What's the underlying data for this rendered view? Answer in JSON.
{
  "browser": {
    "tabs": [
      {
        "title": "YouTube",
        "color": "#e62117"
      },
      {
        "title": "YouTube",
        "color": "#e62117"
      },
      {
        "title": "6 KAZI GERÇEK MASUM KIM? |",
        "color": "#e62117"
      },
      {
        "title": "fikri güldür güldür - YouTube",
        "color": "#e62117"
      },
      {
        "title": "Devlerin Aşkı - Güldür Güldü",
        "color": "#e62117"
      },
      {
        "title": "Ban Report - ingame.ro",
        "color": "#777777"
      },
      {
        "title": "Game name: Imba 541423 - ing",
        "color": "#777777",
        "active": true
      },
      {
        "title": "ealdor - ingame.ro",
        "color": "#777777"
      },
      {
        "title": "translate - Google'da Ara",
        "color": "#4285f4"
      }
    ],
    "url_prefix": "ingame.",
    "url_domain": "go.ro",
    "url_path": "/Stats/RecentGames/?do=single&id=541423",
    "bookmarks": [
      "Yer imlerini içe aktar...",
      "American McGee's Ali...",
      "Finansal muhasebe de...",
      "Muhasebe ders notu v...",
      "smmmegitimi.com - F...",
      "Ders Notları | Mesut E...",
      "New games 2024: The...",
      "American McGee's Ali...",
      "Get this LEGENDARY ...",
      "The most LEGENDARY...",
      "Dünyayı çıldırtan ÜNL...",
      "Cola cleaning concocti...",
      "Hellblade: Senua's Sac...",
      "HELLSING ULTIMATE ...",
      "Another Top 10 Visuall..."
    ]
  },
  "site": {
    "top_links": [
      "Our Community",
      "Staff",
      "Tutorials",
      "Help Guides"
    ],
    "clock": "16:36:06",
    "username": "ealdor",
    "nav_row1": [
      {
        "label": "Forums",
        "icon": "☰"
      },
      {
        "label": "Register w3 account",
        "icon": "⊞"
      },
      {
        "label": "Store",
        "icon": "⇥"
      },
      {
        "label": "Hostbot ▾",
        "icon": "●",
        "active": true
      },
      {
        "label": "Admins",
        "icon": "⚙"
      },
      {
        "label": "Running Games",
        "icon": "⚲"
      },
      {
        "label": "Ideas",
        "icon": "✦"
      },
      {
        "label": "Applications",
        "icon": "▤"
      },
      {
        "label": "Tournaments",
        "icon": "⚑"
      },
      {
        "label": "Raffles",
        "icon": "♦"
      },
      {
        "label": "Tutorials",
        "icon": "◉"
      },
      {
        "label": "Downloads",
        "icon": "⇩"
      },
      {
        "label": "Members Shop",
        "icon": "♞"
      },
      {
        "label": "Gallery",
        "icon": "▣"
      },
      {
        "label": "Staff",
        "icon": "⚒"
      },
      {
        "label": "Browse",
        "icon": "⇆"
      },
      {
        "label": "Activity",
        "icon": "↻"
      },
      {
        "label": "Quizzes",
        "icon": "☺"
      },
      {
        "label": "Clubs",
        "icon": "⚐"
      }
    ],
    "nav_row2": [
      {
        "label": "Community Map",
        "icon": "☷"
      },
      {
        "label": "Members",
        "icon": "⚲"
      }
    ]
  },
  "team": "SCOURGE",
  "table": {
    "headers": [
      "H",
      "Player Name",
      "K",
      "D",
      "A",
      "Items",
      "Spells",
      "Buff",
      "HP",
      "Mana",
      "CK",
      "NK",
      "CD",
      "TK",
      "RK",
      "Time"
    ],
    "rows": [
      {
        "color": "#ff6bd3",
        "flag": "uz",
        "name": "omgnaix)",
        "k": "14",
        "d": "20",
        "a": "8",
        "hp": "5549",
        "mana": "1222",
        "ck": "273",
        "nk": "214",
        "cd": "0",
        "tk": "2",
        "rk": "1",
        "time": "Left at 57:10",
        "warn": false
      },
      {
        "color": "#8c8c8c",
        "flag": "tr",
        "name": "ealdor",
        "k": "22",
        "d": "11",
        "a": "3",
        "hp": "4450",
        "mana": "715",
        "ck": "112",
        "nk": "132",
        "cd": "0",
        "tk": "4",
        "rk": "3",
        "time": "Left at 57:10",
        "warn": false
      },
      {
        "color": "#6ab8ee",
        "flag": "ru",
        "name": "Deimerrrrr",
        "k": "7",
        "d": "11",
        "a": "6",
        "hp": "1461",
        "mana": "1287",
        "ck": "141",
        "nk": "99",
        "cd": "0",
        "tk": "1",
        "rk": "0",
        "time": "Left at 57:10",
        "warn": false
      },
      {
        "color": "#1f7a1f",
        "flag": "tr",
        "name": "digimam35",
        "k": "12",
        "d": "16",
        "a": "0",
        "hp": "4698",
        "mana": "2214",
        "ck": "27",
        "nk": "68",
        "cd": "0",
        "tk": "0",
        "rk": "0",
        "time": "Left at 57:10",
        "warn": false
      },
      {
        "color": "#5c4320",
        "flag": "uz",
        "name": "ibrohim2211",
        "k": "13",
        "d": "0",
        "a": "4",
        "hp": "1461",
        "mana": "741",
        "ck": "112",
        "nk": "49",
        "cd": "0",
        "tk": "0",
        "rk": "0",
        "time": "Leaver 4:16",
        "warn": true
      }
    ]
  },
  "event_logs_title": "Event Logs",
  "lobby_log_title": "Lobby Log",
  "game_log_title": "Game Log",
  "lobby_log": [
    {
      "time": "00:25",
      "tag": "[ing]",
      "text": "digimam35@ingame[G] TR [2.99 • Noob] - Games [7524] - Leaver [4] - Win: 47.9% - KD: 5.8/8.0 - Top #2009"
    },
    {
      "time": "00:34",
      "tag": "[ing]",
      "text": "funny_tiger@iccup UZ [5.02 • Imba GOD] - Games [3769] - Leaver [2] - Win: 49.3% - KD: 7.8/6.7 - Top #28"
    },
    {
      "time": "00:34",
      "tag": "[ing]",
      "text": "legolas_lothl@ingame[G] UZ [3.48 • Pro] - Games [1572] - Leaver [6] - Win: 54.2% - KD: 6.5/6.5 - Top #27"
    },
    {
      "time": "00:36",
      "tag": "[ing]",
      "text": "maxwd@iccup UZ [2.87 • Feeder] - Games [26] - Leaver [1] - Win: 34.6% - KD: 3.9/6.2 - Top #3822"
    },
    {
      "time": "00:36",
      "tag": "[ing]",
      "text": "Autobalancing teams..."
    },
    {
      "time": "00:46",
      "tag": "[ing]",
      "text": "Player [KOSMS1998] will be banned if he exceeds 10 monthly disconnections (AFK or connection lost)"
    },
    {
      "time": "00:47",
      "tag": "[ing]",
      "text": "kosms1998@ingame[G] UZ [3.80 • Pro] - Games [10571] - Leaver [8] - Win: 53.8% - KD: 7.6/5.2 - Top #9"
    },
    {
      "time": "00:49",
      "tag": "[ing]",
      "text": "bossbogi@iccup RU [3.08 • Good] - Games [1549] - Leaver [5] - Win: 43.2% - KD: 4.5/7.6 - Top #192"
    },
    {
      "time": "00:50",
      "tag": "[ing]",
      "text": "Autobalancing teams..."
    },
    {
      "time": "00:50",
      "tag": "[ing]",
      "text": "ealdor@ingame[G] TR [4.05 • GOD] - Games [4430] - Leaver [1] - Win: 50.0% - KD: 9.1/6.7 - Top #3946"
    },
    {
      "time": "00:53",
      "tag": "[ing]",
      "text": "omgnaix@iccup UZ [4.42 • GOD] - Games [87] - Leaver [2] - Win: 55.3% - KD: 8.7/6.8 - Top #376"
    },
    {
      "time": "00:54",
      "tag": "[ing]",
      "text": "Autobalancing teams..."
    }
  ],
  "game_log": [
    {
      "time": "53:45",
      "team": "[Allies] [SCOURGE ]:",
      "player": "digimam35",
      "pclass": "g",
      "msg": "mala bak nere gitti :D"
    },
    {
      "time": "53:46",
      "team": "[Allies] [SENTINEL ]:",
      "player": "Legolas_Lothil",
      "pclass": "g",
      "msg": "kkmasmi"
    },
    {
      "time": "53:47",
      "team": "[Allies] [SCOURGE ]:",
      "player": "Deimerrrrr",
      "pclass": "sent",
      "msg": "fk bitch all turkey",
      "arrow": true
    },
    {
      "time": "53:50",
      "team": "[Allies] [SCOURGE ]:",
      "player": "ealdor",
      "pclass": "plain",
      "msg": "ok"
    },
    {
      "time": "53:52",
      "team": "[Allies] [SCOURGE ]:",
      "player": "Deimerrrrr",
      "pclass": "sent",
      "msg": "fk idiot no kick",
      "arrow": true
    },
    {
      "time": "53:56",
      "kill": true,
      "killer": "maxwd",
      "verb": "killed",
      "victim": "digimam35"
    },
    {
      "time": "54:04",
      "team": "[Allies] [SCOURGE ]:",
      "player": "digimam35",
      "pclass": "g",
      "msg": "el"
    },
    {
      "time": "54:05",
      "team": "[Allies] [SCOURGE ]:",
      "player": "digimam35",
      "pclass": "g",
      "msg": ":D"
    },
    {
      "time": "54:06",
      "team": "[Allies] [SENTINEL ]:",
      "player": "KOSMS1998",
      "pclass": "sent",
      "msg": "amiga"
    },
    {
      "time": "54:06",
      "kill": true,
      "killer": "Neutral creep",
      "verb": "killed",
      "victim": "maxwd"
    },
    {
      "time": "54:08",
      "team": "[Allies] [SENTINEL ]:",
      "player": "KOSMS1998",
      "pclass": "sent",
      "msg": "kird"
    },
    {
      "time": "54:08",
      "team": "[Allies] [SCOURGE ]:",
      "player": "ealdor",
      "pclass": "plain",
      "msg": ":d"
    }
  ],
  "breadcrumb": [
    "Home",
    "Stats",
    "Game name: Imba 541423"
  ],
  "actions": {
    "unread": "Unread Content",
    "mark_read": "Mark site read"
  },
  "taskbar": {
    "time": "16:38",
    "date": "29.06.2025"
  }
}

○ ○ ○ ○ ○ ○ ○

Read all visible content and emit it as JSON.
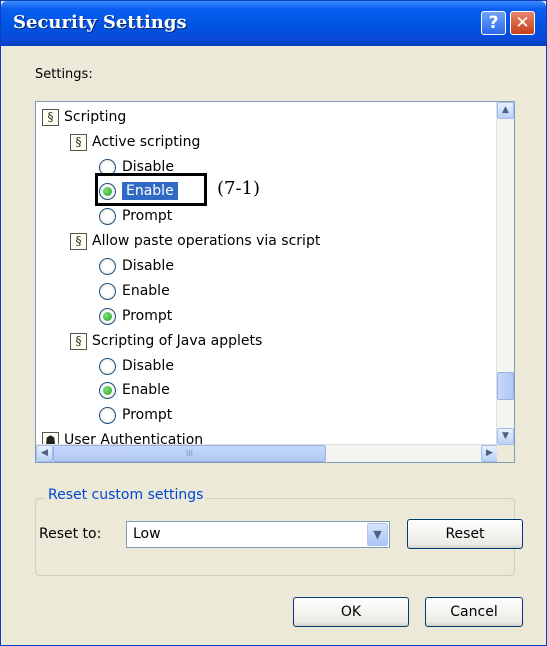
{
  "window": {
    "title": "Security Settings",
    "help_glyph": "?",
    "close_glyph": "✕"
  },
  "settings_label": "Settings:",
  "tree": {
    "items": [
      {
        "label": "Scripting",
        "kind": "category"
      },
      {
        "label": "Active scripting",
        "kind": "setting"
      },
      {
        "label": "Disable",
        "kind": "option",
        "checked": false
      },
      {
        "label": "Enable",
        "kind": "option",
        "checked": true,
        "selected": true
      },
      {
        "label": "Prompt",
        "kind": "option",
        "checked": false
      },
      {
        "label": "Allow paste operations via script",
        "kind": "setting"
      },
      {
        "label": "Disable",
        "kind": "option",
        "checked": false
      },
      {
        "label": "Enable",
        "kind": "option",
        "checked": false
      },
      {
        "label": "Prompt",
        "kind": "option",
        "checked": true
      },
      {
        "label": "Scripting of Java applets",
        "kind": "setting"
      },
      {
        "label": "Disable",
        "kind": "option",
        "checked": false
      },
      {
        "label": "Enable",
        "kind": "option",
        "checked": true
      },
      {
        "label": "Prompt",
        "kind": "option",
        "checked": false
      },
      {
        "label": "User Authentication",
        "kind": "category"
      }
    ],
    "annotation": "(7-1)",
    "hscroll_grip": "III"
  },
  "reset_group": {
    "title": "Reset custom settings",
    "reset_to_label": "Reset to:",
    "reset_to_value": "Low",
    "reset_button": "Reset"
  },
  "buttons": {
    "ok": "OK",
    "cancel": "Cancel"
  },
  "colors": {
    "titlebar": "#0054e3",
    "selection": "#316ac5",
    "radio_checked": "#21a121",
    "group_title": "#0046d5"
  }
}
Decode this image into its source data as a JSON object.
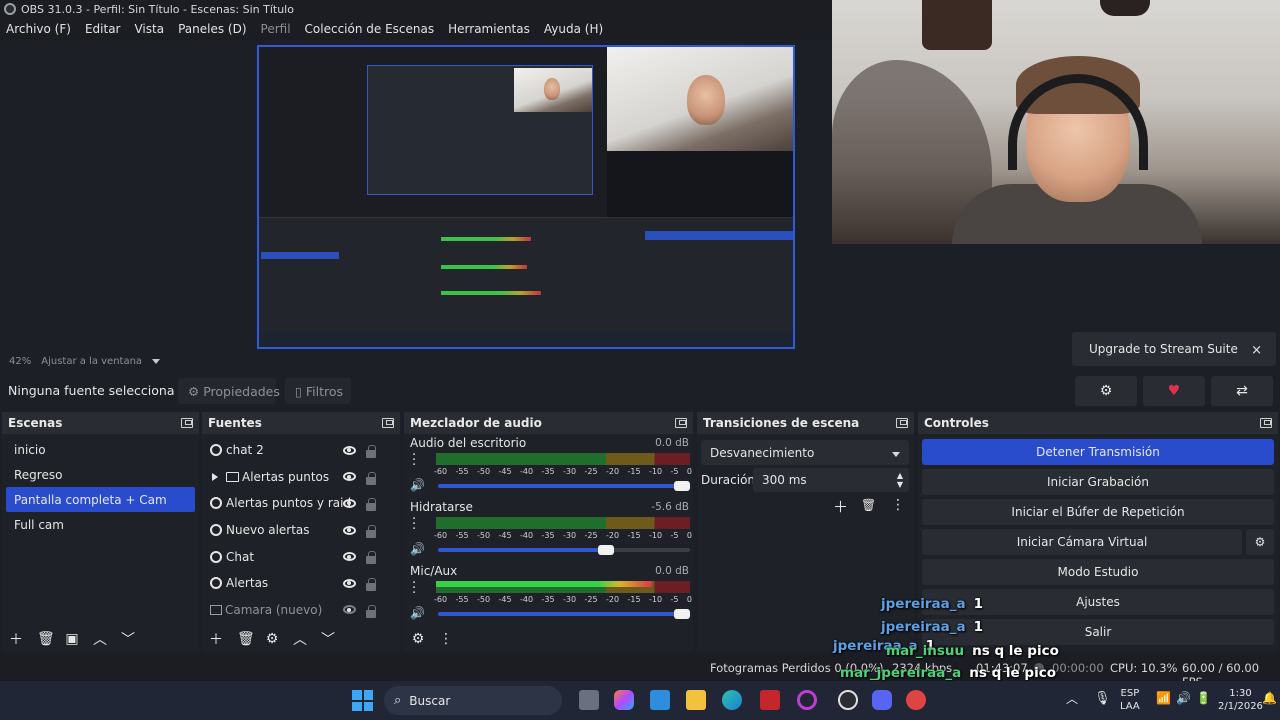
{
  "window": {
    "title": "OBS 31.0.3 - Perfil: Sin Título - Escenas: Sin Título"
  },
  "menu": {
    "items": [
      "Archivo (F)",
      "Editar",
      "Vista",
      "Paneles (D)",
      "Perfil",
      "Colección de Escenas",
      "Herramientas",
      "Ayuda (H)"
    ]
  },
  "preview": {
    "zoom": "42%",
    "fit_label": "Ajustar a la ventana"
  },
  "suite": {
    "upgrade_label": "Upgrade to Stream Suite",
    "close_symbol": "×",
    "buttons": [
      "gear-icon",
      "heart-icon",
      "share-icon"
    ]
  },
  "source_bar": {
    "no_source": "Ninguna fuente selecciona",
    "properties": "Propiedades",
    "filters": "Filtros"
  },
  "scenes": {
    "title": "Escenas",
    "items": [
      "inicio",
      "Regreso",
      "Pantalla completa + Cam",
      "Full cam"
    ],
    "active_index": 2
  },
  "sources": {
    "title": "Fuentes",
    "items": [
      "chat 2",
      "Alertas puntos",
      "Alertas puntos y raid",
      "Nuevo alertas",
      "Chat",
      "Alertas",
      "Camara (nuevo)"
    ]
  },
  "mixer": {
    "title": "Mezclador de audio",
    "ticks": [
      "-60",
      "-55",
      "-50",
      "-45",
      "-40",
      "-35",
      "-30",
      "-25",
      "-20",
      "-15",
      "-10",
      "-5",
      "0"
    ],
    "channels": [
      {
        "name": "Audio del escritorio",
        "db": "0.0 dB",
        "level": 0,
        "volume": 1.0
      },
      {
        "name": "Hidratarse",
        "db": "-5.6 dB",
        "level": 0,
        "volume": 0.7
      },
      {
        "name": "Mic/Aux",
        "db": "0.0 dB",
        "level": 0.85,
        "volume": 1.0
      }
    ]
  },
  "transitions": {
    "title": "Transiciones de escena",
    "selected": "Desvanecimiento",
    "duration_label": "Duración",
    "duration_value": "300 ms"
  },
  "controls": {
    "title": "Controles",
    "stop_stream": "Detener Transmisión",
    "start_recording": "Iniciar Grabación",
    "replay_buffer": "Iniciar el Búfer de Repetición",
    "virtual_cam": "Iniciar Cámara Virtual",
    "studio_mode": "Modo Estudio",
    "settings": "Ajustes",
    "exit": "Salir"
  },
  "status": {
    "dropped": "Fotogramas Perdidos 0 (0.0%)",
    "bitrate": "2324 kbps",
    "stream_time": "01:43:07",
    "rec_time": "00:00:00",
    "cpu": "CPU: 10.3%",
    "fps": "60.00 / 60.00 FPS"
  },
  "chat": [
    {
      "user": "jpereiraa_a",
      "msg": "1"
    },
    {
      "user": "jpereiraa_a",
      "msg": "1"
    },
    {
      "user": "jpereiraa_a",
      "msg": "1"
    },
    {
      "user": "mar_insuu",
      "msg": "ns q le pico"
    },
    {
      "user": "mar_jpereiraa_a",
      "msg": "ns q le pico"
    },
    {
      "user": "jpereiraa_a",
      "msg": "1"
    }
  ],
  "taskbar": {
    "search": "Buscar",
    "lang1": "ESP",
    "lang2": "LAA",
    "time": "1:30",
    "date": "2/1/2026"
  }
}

○ ○ ○ ○ ○ ○ ○

**TASK DETAILS**.
From the entries, report each line that includes the word "Stats".

**THE COMPLETED TASK**.
    "url_path": "/Stats/RecentGames/?do=single&id=541423",
    "Stats",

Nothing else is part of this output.